Stored data entries:
- - -

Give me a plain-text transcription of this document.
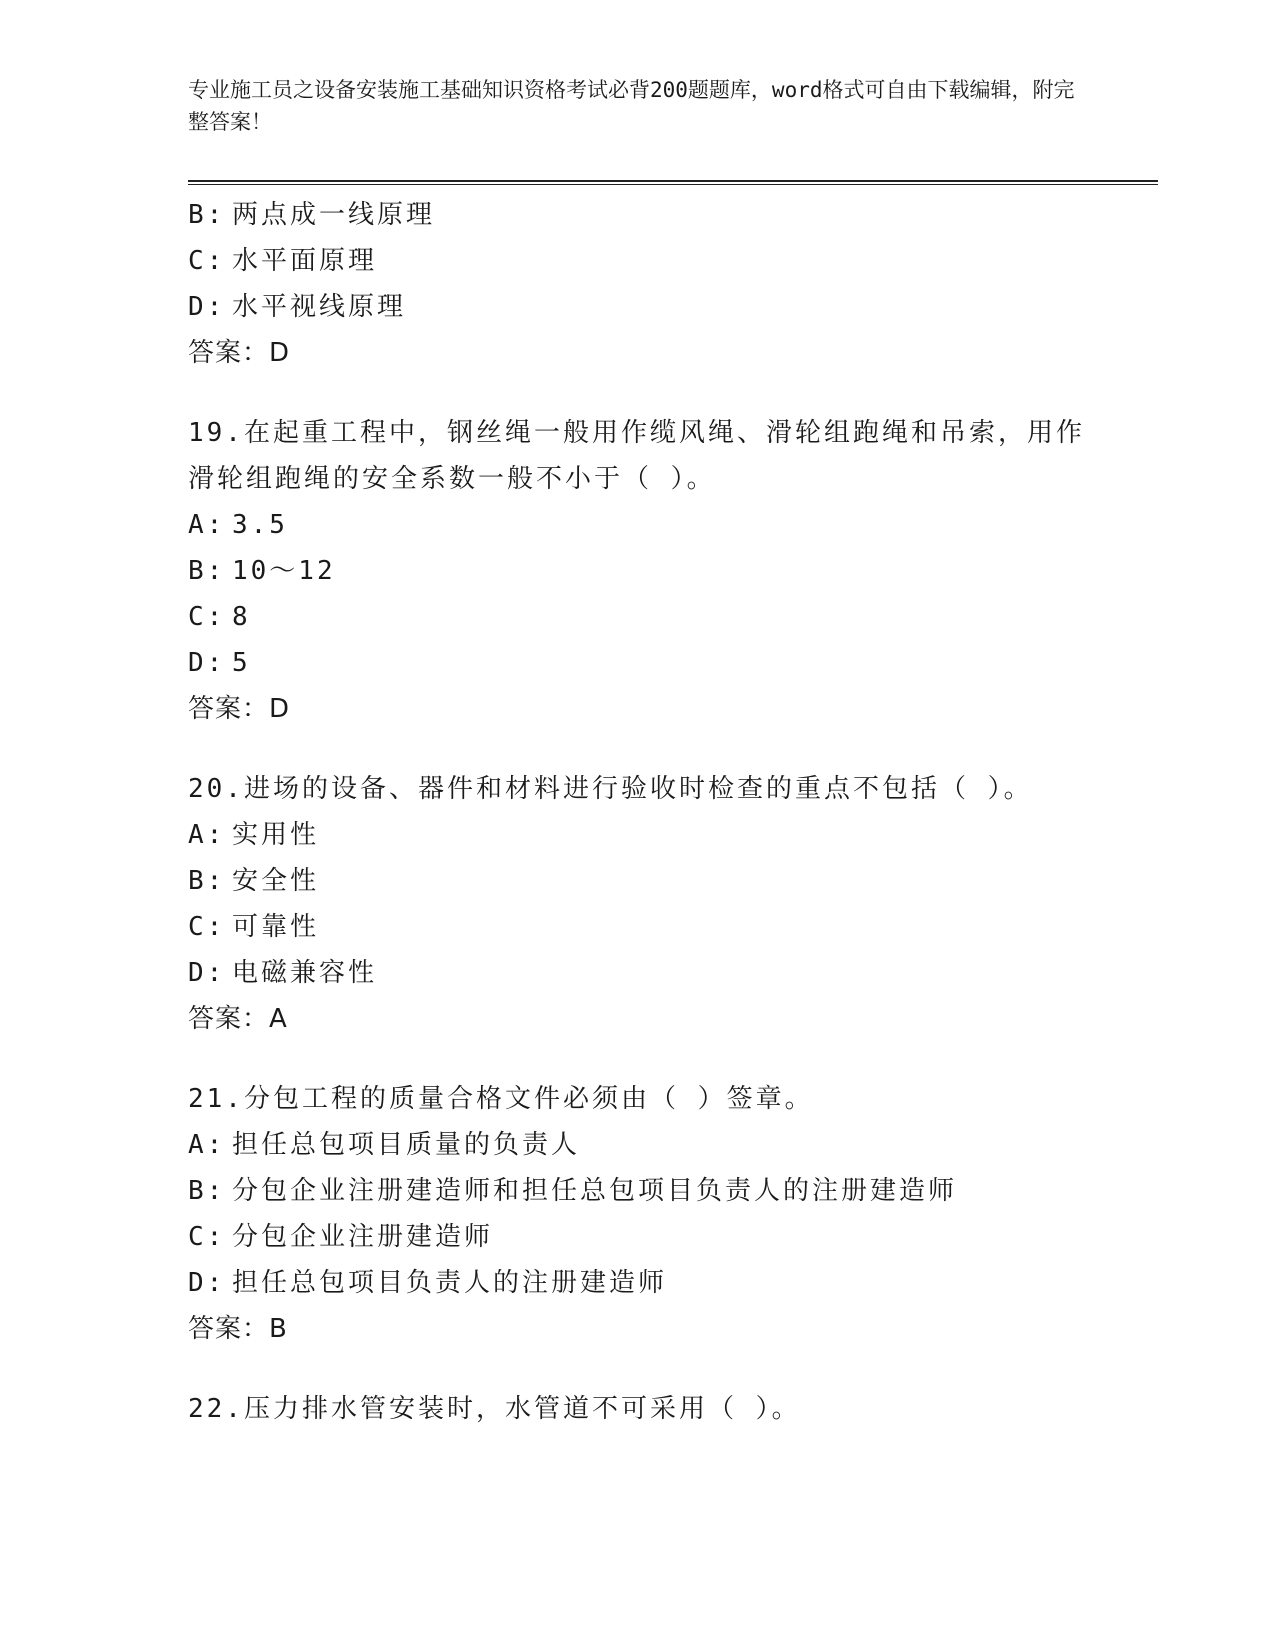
专业施工员之设备安装施工基础知识资格考试必背200题题库，word格式可自由下载编辑，附完整答案！
B: 两点成一线原理
C: 水平面原理
D: 水平视线原理
答案：D
19.在起重工程中，钢丝绳一般用作缆风绳、滑轮组跑绳和吊索，用作滑轮组跑绳的安全系数一般不小于（ ）。
A: 3.5
B: 10～12
C: 8
D: 5
答案：D
20.进场的设备、器件和材料进行验收时检查的重点不包括（ ）。
A: 实用性
B: 安全性
C: 可靠性
D: 电磁兼容性
答案：A
21.分包工程的质量合格文件必须由（ ）签章。
A: 担任总包项目质量的负责人
B: 分包企业注册建造师和担任总包项目负责人的注册建造师
C: 分包企业注册建造师
D: 担任总包项目负责人的注册建造师
答案：B
22.压力排水管安装时，水管道不可采用（ ）。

- - -

§ **What to do**
Write out each entry exactly as given, but skip the pictures.

§ **Solution**
Give me a plain-text transcription of this document.
专业施工员之设备安装施工基础知识资格考试必背200题题库，word格式可自由下载编辑，附完整答案！
B: 两点成一线原理
C: 水平面原理
D: 水平视线原理
答案：D
19.在起重工程中，钢丝绳一般用作缆风绳、滑轮组跑绳和吊索，用作滑轮组跑绳的安全系数一般不小于（ ）。
A: 3.5
B: 10～12
C: 8
D: 5
答案：D
20.进场的设备、器件和材料进行验收时检查的重点不包括（ ）。
A: 实用性
B: 安全性
C: 可靠性
D: 电磁兼容性
答案：A
21.分包工程的质量合格文件必须由（ ）签章。
A: 担任总包项目质量的负责人
B: 分包企业注册建造师和担任总包项目负责人的注册建造师
C: 分包企业注册建造师
D: 担任总包项目负责人的注册建造师
答案：B
22.压力排水管安装时，水管道不可采用（ ）。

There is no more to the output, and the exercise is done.